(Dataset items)
▽
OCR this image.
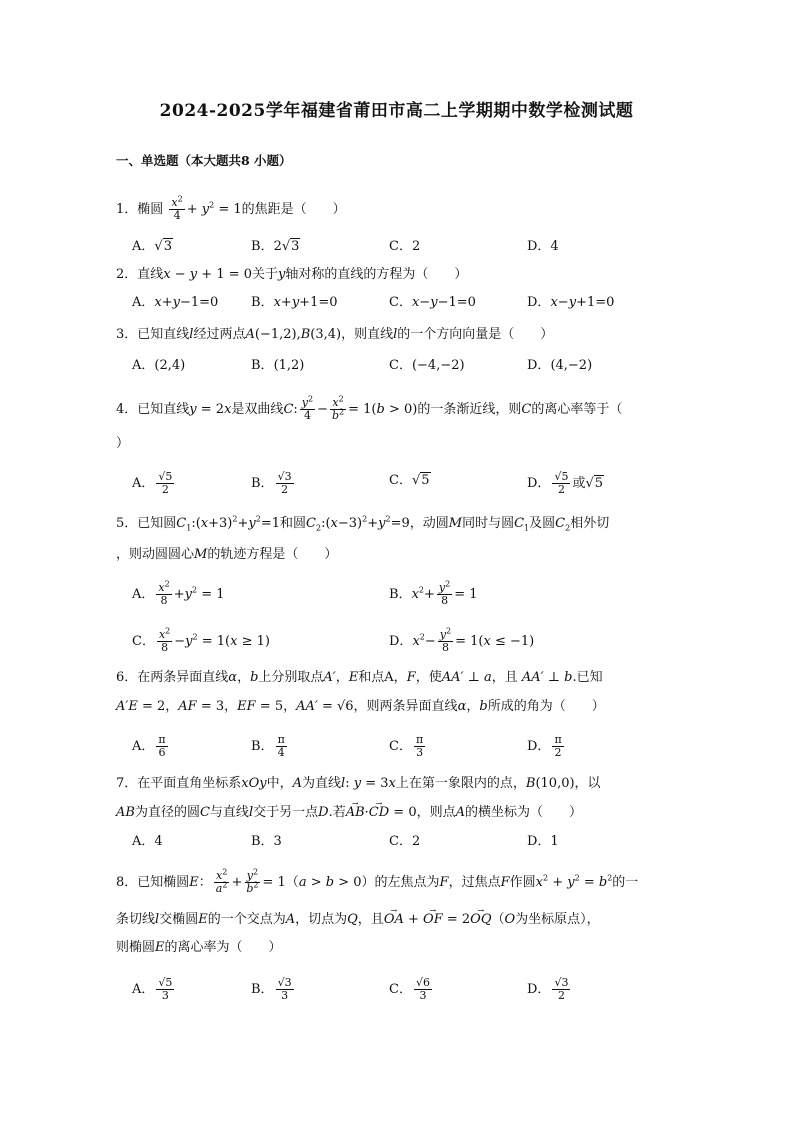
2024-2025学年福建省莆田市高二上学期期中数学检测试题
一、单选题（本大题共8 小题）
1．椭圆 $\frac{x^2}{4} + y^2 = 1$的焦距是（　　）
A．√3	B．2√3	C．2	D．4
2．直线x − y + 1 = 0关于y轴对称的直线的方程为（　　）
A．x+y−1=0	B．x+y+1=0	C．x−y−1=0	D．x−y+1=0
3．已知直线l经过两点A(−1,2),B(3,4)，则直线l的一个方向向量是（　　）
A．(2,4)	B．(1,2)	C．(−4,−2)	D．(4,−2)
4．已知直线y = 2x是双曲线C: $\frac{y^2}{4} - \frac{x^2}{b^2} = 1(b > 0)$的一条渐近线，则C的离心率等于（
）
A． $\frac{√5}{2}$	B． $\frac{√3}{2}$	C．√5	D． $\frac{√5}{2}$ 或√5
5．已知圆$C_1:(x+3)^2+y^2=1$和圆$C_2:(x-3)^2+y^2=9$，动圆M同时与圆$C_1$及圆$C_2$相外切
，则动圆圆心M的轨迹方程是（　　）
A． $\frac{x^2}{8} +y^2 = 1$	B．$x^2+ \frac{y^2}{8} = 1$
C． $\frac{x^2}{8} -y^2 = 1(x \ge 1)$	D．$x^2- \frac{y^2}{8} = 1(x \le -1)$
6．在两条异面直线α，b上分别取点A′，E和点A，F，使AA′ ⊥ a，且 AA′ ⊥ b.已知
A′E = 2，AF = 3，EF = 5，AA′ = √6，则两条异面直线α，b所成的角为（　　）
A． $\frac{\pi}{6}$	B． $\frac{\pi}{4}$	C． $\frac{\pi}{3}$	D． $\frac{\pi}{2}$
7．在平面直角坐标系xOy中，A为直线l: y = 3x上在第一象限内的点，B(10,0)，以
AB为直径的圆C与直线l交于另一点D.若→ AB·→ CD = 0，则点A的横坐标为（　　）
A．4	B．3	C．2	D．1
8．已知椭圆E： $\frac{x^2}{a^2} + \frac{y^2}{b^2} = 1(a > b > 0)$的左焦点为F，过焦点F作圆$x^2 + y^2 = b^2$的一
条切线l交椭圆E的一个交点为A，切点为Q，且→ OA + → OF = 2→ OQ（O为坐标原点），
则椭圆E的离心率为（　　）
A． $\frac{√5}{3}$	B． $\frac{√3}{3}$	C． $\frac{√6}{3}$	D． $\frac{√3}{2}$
△
▽
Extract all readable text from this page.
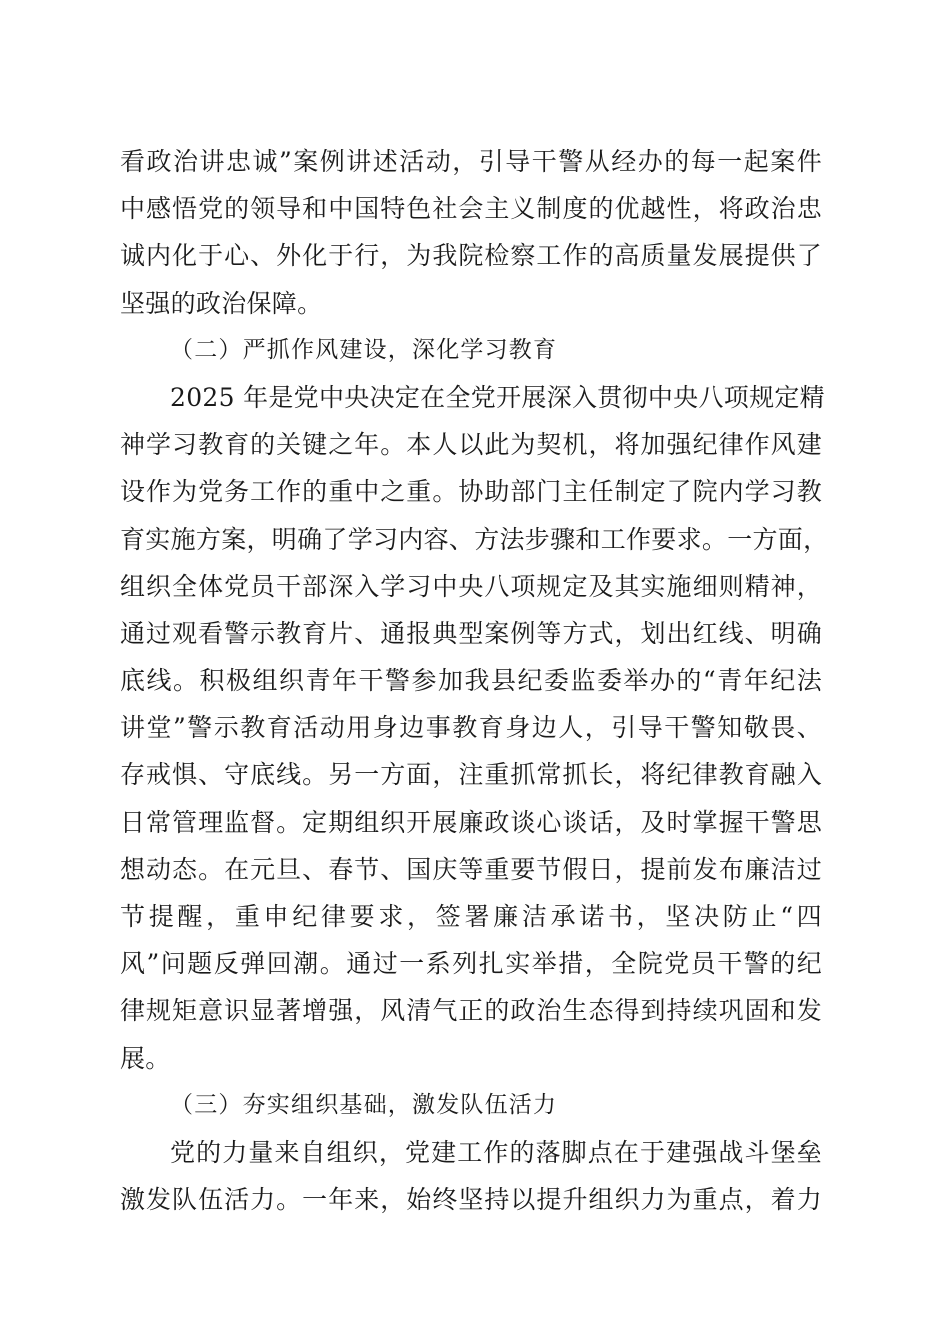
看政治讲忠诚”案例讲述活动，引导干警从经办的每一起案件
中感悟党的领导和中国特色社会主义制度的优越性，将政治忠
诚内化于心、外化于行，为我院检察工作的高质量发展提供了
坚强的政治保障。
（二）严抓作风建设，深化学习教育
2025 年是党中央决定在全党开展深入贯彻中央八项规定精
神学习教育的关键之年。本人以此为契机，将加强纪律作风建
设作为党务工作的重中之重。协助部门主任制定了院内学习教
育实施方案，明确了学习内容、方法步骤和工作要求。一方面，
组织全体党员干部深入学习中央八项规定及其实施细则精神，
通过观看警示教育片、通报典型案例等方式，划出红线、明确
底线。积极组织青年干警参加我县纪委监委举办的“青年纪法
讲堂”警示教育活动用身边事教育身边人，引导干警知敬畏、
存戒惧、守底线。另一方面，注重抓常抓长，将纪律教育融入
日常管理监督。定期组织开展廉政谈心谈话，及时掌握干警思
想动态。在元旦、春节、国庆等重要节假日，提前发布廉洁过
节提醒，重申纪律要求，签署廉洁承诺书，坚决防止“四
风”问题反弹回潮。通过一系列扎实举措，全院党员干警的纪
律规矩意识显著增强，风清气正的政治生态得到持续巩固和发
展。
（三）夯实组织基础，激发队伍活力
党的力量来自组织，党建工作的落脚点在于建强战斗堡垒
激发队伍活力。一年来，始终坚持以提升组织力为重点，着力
△
● **Required work**: Search the listing for the word "this". Copy every line in which it occurs.

● **Task output**:
OCR this image.
Extract all readable text from this page.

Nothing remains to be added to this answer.